LISTED ENTRIES:

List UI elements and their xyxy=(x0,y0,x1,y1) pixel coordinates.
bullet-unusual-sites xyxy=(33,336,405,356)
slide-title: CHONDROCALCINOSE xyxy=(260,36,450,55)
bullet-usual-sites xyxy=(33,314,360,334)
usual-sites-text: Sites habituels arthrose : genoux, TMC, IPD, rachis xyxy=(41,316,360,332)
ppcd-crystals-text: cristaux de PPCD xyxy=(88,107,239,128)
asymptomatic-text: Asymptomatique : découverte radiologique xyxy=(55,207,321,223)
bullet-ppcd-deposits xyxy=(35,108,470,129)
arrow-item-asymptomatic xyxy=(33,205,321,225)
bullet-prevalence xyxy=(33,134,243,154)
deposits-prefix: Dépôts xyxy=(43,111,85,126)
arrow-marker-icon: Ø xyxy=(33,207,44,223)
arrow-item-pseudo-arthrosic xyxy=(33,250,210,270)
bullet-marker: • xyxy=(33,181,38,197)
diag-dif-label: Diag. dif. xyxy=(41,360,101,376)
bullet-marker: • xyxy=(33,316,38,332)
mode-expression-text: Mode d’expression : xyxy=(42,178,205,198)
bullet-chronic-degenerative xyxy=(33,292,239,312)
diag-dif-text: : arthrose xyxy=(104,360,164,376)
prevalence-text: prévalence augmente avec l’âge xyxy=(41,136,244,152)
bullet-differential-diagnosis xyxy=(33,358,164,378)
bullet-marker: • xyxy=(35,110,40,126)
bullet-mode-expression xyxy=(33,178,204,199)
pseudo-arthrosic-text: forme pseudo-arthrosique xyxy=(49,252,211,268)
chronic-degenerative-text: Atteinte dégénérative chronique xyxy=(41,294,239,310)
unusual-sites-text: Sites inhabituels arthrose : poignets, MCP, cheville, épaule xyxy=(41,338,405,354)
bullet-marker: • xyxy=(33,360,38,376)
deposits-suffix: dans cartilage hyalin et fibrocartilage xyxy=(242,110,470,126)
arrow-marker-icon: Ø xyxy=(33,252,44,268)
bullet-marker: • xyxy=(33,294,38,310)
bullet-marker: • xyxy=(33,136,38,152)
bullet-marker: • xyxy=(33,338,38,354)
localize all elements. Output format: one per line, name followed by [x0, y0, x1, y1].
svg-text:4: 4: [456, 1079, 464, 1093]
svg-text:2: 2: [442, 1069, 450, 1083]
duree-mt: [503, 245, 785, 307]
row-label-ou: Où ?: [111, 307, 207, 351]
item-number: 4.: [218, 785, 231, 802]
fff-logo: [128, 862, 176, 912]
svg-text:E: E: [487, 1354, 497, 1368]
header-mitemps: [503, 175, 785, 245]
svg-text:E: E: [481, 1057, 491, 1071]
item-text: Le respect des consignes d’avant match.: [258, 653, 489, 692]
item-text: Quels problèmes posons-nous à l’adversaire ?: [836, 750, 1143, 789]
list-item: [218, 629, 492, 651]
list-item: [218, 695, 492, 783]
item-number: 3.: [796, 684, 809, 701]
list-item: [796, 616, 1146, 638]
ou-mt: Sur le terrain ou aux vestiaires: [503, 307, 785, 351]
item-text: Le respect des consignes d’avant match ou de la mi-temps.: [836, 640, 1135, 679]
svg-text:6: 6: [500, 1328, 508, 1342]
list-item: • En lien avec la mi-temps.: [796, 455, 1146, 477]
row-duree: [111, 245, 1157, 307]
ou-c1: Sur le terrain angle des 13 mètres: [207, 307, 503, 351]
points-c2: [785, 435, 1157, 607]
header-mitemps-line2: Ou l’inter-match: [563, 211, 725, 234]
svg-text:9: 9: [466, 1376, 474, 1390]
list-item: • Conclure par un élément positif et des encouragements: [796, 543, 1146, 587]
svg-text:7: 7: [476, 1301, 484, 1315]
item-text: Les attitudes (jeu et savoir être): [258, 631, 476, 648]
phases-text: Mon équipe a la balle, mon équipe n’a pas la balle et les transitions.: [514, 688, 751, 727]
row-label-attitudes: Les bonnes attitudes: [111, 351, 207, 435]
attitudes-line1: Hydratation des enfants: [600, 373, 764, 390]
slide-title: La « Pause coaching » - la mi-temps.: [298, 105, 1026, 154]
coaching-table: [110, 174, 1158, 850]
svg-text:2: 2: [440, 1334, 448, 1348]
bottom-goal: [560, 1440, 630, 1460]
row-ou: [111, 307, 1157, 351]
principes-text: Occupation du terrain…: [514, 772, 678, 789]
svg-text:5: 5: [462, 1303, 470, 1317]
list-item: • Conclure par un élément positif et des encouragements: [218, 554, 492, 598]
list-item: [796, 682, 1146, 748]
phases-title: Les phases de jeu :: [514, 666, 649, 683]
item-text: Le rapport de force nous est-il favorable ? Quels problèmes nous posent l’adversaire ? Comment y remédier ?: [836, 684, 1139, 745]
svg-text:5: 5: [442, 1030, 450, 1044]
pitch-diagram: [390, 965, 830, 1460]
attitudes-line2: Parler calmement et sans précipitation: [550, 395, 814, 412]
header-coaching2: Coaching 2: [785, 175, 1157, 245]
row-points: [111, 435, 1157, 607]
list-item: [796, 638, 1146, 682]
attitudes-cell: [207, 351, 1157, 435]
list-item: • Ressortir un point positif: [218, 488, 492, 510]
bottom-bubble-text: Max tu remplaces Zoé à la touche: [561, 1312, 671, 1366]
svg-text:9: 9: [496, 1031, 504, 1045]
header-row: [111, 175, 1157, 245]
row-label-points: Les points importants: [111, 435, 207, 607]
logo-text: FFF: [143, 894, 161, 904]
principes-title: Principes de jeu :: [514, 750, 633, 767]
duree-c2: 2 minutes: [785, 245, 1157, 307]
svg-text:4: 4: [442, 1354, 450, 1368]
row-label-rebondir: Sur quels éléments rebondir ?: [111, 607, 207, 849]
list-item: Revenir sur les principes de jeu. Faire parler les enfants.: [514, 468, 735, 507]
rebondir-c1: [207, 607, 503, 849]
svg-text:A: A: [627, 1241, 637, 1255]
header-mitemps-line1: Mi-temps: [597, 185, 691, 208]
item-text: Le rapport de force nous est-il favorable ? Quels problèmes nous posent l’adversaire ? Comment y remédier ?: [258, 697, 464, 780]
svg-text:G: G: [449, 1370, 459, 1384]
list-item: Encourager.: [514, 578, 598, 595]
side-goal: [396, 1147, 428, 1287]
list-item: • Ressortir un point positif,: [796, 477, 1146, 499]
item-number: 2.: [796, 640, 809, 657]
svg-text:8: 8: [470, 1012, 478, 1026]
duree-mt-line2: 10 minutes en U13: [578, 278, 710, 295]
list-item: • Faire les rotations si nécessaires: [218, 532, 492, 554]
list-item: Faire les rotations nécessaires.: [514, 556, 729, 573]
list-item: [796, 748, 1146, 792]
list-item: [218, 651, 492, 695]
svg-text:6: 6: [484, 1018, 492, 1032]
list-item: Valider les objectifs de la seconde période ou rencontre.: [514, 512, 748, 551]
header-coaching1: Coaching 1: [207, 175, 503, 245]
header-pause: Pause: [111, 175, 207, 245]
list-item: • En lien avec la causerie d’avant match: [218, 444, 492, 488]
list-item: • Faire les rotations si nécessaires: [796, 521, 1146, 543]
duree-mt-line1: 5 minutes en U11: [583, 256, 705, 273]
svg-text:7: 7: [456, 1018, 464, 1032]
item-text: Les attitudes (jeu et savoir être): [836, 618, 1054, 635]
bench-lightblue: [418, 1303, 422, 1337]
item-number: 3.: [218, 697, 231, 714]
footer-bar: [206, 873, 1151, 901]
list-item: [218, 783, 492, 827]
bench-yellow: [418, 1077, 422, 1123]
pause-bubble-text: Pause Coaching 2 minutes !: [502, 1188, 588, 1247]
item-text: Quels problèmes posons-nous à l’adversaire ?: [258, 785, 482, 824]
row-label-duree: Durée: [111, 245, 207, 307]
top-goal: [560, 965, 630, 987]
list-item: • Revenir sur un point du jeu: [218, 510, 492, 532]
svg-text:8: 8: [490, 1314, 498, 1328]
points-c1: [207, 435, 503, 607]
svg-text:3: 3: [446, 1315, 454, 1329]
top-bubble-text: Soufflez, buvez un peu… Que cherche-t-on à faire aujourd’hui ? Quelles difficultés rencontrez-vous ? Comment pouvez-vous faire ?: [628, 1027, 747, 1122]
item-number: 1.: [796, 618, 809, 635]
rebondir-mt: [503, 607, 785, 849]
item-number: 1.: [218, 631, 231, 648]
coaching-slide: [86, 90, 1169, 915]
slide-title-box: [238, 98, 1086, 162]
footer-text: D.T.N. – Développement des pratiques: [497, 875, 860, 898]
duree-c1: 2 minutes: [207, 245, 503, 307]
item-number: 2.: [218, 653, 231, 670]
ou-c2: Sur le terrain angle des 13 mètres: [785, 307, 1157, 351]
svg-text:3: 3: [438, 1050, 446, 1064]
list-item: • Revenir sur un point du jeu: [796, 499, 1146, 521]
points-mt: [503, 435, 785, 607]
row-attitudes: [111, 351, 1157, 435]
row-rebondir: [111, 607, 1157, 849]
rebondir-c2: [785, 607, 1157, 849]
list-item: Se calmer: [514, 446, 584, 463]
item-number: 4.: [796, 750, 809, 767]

EXERCISE REQUIREMENTS: Reproduce verbatim the stretch of the data from the start through the line containing "deposits-suffix: dans cartilage", both included.

WRITTEN RESPONSE:
List UI elements and their xyxy=(x0,y0,x1,y1) pixel coordinates.
bullet-unusual-sites xyxy=(33,336,405,356)
slide-title: CHONDROCALCINOSE xyxy=(260,36,450,55)
bullet-usual-sites xyxy=(33,314,360,334)
usual-sites-text: Sites habituels arthrose : genoux, TMC, IPD, rachis xyxy=(41,316,360,332)
ppcd-crystals-text: cristaux de PPCD xyxy=(88,107,239,128)
asymptomatic-text: Asymptomatique : découverte radiologique xyxy=(55,207,321,223)
bullet-ppcd-deposits xyxy=(35,108,470,129)
arrow-item-asymptomatic xyxy=(33,205,321,225)
bullet-prevalence xyxy=(33,134,243,154)
deposits-prefix: Dépôts xyxy=(43,111,85,126)
arrow-marker-icon: Ø xyxy=(33,207,44,223)
arrow-item-pseudo-arthrosic xyxy=(33,250,210,270)
bullet-marker: • xyxy=(33,181,38,197)
diag-dif-label: Diag. dif. xyxy=(41,360,101,376)
bullet-marker: • xyxy=(33,316,38,332)
mode-expression-text: Mode d’expression : xyxy=(42,178,205,198)
bullet-chronic-degenerative xyxy=(33,292,239,312)
diag-dif-text: : arthrose xyxy=(104,360,164,376)
prevalence-text: prévalence augmente avec l’âge xyxy=(41,136,244,152)
bullet-differential-diagnosis xyxy=(33,358,164,378)
bullet-marker: • xyxy=(35,110,40,126)
bullet-mode-expression xyxy=(33,178,204,199)
pseudo-arthrosic-text: forme pseudo-arthrosique xyxy=(49,252,211,268)
chronic-degenerative-text: Atteinte dégénérative chronique xyxy=(41,294,239,310)
unusual-sites-text: Sites inhabituels arthrose : poignets, MCP, cheville, épaule xyxy=(41,338,405,354)
bullet-marker: • xyxy=(33,360,38,376)
deposits-suffix: dans cartilage hyalin et fibrocartilage xyxy=(242,110,470,126)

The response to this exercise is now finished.